(Annotated element listings)
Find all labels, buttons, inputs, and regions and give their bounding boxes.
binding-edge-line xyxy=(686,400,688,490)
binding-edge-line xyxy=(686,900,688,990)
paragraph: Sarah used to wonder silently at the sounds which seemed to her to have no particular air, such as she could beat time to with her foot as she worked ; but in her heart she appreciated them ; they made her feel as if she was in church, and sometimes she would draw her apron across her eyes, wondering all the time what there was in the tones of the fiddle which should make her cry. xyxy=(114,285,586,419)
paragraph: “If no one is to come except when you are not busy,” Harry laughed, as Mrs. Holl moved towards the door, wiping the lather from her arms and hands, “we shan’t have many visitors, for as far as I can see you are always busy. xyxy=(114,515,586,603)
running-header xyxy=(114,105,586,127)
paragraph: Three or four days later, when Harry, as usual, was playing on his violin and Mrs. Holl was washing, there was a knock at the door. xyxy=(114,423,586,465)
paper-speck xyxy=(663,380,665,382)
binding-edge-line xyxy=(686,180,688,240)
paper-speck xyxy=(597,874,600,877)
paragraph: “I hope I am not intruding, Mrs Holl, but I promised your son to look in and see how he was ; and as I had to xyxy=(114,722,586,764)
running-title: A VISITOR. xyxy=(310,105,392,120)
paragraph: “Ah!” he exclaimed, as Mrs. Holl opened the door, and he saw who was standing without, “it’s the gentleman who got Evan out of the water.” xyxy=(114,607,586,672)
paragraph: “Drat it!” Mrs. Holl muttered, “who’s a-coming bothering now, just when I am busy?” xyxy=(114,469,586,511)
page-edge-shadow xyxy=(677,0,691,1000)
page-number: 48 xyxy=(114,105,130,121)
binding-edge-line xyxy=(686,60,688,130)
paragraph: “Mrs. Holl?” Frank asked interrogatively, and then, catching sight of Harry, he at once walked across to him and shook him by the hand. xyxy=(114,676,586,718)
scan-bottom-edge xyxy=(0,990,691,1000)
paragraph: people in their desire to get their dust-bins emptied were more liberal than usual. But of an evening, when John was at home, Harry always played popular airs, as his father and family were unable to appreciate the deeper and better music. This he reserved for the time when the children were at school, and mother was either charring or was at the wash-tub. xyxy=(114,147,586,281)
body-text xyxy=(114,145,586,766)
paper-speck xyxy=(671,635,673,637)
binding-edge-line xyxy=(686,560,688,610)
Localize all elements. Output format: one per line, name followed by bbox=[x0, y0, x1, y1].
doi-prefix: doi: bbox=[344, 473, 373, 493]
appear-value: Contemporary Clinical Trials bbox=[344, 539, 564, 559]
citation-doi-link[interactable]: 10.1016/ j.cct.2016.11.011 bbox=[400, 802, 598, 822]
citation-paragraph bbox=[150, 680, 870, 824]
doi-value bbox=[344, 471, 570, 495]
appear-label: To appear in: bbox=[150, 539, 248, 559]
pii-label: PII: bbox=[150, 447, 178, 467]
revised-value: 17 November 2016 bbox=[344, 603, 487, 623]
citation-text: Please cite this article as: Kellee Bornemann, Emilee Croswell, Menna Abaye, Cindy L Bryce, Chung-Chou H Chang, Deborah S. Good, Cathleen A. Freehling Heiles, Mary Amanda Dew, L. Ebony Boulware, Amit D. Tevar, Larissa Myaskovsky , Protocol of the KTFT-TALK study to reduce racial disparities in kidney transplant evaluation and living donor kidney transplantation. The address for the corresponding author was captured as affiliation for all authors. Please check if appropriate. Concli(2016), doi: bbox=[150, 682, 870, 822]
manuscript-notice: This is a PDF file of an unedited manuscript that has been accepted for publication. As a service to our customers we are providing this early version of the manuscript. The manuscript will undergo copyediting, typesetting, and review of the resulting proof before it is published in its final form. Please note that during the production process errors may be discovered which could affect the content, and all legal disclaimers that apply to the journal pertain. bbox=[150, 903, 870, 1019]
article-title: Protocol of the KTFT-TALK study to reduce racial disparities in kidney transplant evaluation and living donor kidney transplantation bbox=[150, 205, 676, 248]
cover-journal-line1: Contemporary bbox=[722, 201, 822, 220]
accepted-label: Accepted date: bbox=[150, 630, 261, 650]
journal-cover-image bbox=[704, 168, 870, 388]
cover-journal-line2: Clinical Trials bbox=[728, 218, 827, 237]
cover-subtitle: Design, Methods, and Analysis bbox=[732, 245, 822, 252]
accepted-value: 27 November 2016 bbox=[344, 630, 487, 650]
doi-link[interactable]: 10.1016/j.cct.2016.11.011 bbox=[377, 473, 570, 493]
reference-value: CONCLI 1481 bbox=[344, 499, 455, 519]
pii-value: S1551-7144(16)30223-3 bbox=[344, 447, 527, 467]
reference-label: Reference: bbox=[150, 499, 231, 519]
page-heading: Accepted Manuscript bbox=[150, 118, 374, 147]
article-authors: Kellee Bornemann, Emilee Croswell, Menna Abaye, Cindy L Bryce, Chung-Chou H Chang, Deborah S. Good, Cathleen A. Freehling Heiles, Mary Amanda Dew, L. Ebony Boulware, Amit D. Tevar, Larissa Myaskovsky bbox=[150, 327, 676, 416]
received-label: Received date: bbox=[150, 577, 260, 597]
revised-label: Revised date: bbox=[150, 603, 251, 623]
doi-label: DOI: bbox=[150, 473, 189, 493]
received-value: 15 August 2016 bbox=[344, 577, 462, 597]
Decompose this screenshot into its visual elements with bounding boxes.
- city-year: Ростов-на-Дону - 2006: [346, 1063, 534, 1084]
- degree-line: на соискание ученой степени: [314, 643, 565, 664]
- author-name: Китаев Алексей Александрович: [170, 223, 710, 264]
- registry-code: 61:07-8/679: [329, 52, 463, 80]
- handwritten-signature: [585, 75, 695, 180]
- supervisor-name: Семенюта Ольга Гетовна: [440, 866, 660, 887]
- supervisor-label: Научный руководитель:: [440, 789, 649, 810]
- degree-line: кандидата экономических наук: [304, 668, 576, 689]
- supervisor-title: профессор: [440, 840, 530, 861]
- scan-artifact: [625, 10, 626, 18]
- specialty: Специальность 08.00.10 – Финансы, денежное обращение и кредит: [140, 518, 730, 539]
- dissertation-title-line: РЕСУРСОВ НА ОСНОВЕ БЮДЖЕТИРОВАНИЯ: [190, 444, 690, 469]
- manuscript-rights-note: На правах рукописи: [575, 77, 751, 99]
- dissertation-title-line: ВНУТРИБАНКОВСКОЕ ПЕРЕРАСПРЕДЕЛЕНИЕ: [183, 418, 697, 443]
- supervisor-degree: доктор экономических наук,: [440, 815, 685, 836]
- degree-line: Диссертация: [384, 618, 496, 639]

What needs to be done –
Rewrite all of the material above, substituting "dust-speck" for every occurrence of "paper-speck" and leaving everything else unchanged.

The completed task –
Find all labels, buttons, inputs, and regions and give their bounding boxes.
binding-edge-line xyxy=(686,400,688,490)
binding-edge-line xyxy=(686,900,688,990)
paragraph: Sarah used to wonder silently at the sounds which seemed to her to have no particular air, such as she could beat time to with her foot as she worked ; but in her heart she appreciated them ; they made her feel as if she was in church, and sometimes she would draw her apron across her eyes, wondering all the time what there was in the tones of the fiddle which should make her cry. xyxy=(114,285,586,419)
paragraph: “If no one is to come except when you are not busy,” Harry laughed, as Mrs. Holl moved towards the door, wiping the lather from her arms and hands, “we shan’t have many visitors, for as far as I can see you are always busy. xyxy=(114,515,586,603)
running-header xyxy=(114,105,586,127)
paragraph: Three or four days later, when Harry, as usual, was playing on his violin and Mrs. Holl was washing, there was a knock at the door. xyxy=(114,423,586,465)
dust-speck xyxy=(663,380,665,382)
binding-edge-line xyxy=(686,180,688,240)
dust-speck xyxy=(597,874,600,877)
paragraph: “I hope I am not intruding, Mrs Holl, but I promised your son to look in and see how he was ; and as I had to xyxy=(114,722,586,764)
running-title: A VISITOR. xyxy=(310,105,392,120)
paragraph: “Ah!” he exclaimed, as Mrs. Holl opened the door, and he saw who was standing without, “it’s the gentleman who got Evan out of the water.” xyxy=(114,607,586,672)
paragraph: “Drat it!” Mrs. Holl muttered, “who’s a-coming bothering now, just when I am busy?” xyxy=(114,469,586,511)
page-edge-shadow xyxy=(677,0,691,1000)
page-number: 48 xyxy=(114,105,130,121)
binding-edge-line xyxy=(686,60,688,130)
paragraph: “Mrs. Holl?” Frank asked interrogatively, and then, catching sight of Harry, he at once walked across to him and shook him by the hand. xyxy=(114,676,586,718)
scan-bottom-edge xyxy=(0,990,691,1000)
paragraph: people in their desire to get their dust-bins emptied were more liberal than usual. But of an evening, when John was at home, Harry always played popular airs, as his father and family were unable to appreciate the deeper and better music. This he reserved for the time when the children were at school, and mother was either charring or was at the wash-tub. xyxy=(114,147,586,281)
body-text xyxy=(114,145,586,766)
dust-speck xyxy=(671,635,673,637)
binding-edge-line xyxy=(686,560,688,610)
Localize all elements. Output format: one per line, name followed by bbox=[x0, y0, x1, y1].
doi-prefix: doi: bbox=[344, 473, 373, 493]
appear-value: Contemporary Clinical Trials bbox=[344, 539, 564, 559]
citation-doi-link[interactable]: 10.1016/ j.cct.2016.11.011 bbox=[400, 802, 598, 822]
citation-paragraph bbox=[150, 680, 870, 824]
doi-value bbox=[344, 471, 570, 495]
appear-label: To appear in: bbox=[150, 539, 248, 559]
pii-label: PII: bbox=[150, 447, 178, 467]
revised-value: 17 November 2016 bbox=[344, 603, 487, 623]
citation-text: Please cite this article as: Kellee Bornemann, Emilee Croswell, Menna Abaye, Cindy L Bryce, Chung-Chou H Chang, Deborah S. Good, Cathleen A. Freehling Heiles, Mary Amanda Dew, L. Ebony Boulware, Amit D. Tevar, Larissa Myaskovsky , Protocol of the KTFT-TALK study to reduce racial disparities in kidney transplant evaluation and living donor kidney transplantation. The address for the corresponding author was captured as affiliation for all authors. Please check if appropriate. Concli(2016), doi: bbox=[150, 682, 870, 822]
manuscript-notice: This is a PDF file of an unedited manuscript that has been accepted for publication. As a service to our customers we are providing this early version of the manuscript. The manuscript will undergo copyediting, typesetting, and review of the resulting proof before it is published in its final form. Please note that during the production process errors may be discovered which could affect the content, and all legal disclaimers that apply to the journal pertain. bbox=[150, 903, 870, 1019]
article-title: Protocol of the KTFT-TALK study to reduce racial disparities in kidney transplant evaluation and living donor kidney transplantation bbox=[150, 205, 676, 248]
cover-journal-line1: Contemporary bbox=[722, 201, 822, 220]
accepted-label: Accepted date: bbox=[150, 630, 261, 650]
journal-cover-image bbox=[704, 168, 870, 388]
cover-journal-line2: Clinical Trials bbox=[728, 218, 827, 237]
cover-subtitle: Design, Methods, and Analysis bbox=[732, 245, 822, 252]
accepted-value: 27 November 2016 bbox=[344, 630, 487, 650]
doi-link[interactable]: 10.1016/j.cct.2016.11.011 bbox=[377, 473, 570, 493]
reference-value: CONCLI 1481 bbox=[344, 499, 455, 519]
pii-value: S1551-7144(16)30223-3 bbox=[344, 447, 527, 467]
reference-label: Reference: bbox=[150, 499, 231, 519]
page-heading: Accepted Manuscript bbox=[150, 118, 374, 147]
article-authors: Kellee Bornemann, Emilee Croswell, Menna Abaye, Cindy L Bryce, Chung-Chou H Chang, Deborah S. Good, Cathleen A. Freehling Heiles, Mary Amanda Dew, L. Ebony Boulware, Amit D. Tevar, Larissa Myaskovsky bbox=[150, 327, 676, 416]
received-label: Received date: bbox=[150, 577, 260, 597]
revised-label: Revised date: bbox=[150, 603, 251, 623]
doi-label: DOI: bbox=[150, 473, 189, 493]
received-value: 15 August 2016 bbox=[344, 577, 462, 597]
Decompose this screenshot into its visual elements with bounding boxes.
- city-year: Ростов-на-Дону - 2006: [346, 1063, 534, 1084]
- degree-line: на соискание ученой степени: [314, 643, 565, 664]
- author-name: Китаев Алексей Александрович: [170, 223, 710, 264]
- registry-code: 61:07-8/679: [329, 52, 463, 80]
- handwritten-signature: [585, 75, 695, 180]
- supervisor-name: Семенюта Ольга Гетовна: [440, 866, 660, 887]
- supervisor-label: Научный руководитель:: [440, 789, 649, 810]
- degree-line: кандидата экономических наук: [304, 668, 576, 689]
- supervisor-title: профессор: [440, 840, 530, 861]
- scan-artifact: [625, 10, 626, 18]
- specialty: Специальность 08.00.10 – Финансы, денежное обращение и кредит: [140, 518, 730, 539]
- dissertation-title-line: РЕСУРСОВ НА ОСНОВЕ БЮДЖЕТИРОВАНИЯ: [190, 444, 690, 469]
- manuscript-rights-note: На правах рукописи: [575, 77, 751, 99]
- dissertation-title-line: ВНУТРИБАНКОВСКОЕ ПЕРЕРАСПРЕДЕЛЕНИЕ: [183, 418, 697, 443]
- supervisor-degree: доктор экономических наук,: [440, 815, 685, 836]
- degree-line: Диссертация: [384, 618, 496, 639]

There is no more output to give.